=== Problem details ===
Copy every entry exactly.

-- start of Given data --

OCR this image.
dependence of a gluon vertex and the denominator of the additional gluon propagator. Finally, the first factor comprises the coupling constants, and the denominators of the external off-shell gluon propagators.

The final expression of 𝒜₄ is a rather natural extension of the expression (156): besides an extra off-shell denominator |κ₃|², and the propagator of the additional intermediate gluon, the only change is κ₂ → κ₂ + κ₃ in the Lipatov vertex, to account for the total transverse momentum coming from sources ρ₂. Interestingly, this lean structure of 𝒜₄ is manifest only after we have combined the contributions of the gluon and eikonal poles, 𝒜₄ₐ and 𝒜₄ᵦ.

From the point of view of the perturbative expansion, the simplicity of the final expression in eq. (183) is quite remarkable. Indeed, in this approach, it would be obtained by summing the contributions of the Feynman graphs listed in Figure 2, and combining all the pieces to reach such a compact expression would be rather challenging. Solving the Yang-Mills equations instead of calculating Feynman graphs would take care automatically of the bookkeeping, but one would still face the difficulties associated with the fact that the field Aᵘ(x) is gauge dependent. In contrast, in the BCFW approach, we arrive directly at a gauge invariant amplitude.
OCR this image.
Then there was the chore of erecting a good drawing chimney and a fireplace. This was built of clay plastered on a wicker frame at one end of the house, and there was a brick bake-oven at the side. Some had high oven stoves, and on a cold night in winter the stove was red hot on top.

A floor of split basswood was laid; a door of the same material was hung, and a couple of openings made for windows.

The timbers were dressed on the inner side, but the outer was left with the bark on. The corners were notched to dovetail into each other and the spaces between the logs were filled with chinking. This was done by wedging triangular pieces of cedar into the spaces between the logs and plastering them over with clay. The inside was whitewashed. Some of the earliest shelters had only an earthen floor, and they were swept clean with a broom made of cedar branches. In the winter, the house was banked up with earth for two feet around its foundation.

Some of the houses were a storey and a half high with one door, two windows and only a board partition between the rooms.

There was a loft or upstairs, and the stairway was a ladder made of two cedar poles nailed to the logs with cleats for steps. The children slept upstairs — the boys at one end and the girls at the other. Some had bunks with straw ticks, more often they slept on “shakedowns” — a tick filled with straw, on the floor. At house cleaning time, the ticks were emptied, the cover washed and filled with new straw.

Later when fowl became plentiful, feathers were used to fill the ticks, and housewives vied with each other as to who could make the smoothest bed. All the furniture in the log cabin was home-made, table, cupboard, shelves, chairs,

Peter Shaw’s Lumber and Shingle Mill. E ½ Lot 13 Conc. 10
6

-- end of Given data --

=== Correct answer ===
OCR this image.
dependence of a gluon vertex and the denominator of the additional gluon propagator. Finally, the first factor comprises the coupling constants, and the denominators of the external off-shell gluon propagators.

The final expression of 𝒜₄ is a rather natural extension of the expression (156): besides an extra off-shell denominator |κ₃|², and the propagator of the additional intermediate gluon, the only change is κ₂ → κ₂ + κ₃ in the Lipatov vertex, to account for the total transverse momentum coming from sources ρ₂. Interestingly, this lean structure of 𝒜₄ is manifest only after we have combined the contributions of the gluon and eikonal poles, 𝒜₄ₐ and 𝒜₄ᵦ.

From the point of view of the perturbative expansion, the simplicity of the final expression in eq. (183) is quite remarkable. Indeed, in this approach, it would be obtained by summing the contributions of the Feynman graphs listed in Figure 2, and combining all the pieces to reach such a compact expression would be rather challenging. Solving the Yang-Mills equations instead of calculating Feynman graphs would take care automatically of the bookkeeping, but one would still face the difficulties associated with the fact that the field Aᵘ(x) is gauge dependent. In contrast, in the BCFW approach, we arrive directly at a gauge invariant amplitude.
OCR this image.
Then there was the chore of erecting a good drawing chimney and a fireplace. This was built of clay plastered on a wicker frame at one end of the house, and there was a brick bake-oven at the side. Some had high oven stoves, and on a cold night in winter the stove was red hot on top.

A floor of split basswood was laid; a door of the same material was hung, and a couple of openings made for windows.

The timbers were dressed on the inner side, but the outer was left with the bark on. The corners were notched to dovetail into each other and the spaces between the logs were filled with chinking. This was done by wedging triangular pieces of cedar into the spaces between the logs and plastering them over with clay. The inside was whitewashed. Some of the earliest shelters had only an earthen floor, and they were swept clean with a broom made of cedar branches. In the winter, the house was banked up with earth for two feet around its foundation.

Some of the houses were a storey and a half high with one door, two windows and only a board partition between the rooms.

There was a loft or upstairs, and the stairway was a ladder made of two cedar poles nailed to the logs with cleats for steps. The children slept upstairs — the boys at one end and the girls at the other. Some had bunks with straw ticks, more often they slept on “shakedowns” — a tick filled with straw, on the floor. At house cleaning time, the ticks were emptied, the cover washed and filled with new straw.

Later when fowl became plentiful, feathers were used to fill the ticks, and housewives vied with each other as to who could make the smoothest bed. All the furniture in the log cabin was home-made, table, cupboard, shelves, chairs,

Peter Shaw’s Lumber and Shingle Mill. E ½ Lot 13 Conc. 10
6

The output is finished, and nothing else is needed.